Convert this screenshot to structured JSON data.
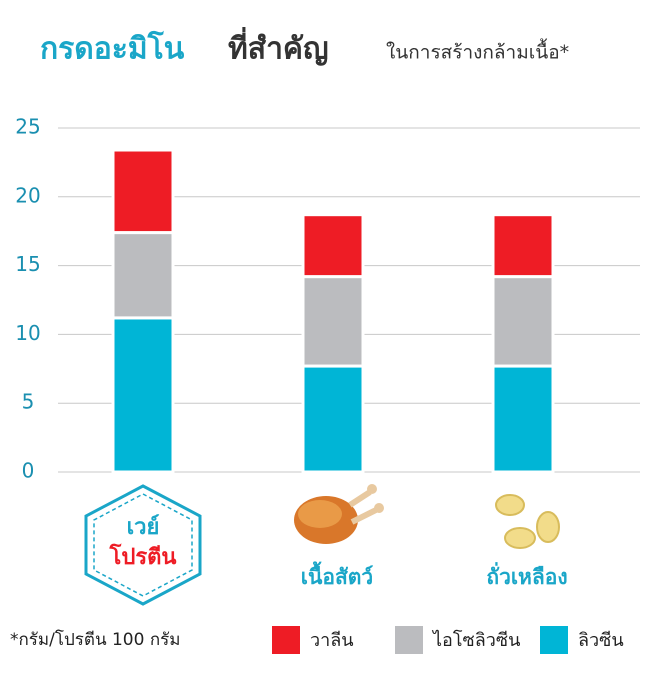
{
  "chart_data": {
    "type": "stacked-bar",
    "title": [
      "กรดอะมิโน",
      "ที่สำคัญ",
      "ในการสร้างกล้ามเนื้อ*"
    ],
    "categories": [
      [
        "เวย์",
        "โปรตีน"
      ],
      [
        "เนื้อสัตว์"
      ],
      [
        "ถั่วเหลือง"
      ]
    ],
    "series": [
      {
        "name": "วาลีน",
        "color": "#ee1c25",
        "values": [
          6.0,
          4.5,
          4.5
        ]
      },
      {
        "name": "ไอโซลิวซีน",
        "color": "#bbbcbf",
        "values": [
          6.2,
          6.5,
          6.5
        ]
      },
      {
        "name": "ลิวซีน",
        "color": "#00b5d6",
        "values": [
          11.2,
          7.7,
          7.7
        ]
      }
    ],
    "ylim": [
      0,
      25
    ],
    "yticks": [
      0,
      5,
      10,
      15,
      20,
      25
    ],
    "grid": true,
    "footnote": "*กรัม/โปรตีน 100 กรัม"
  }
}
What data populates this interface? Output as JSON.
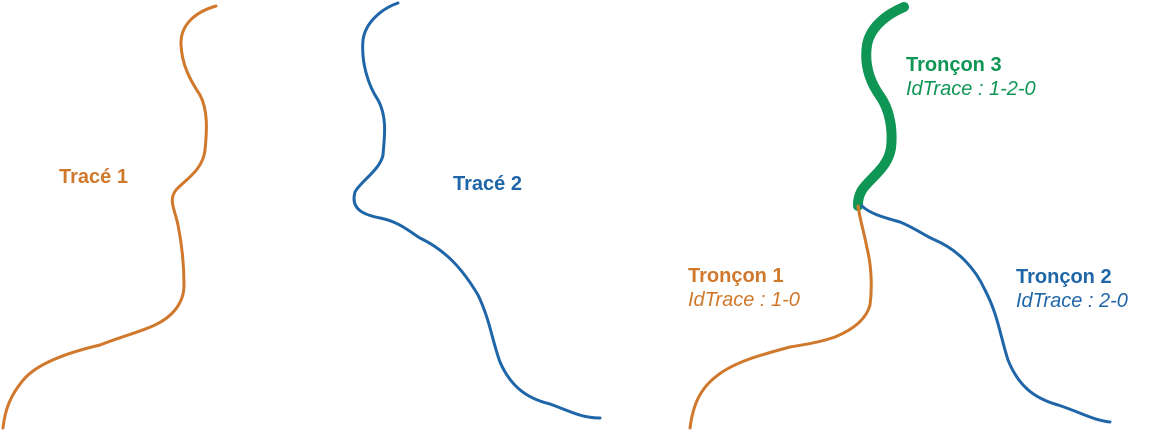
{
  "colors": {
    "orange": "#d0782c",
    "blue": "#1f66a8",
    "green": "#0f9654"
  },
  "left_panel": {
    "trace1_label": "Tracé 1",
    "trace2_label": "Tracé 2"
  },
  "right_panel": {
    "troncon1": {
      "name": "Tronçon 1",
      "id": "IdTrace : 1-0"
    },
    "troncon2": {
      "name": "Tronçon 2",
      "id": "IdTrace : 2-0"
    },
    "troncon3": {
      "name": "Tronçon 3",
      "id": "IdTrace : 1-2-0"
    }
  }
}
________________
PROBLEM:
Your answer should be one number: how many lines in the material above contain the string "name".

CORRECT RESULT:
6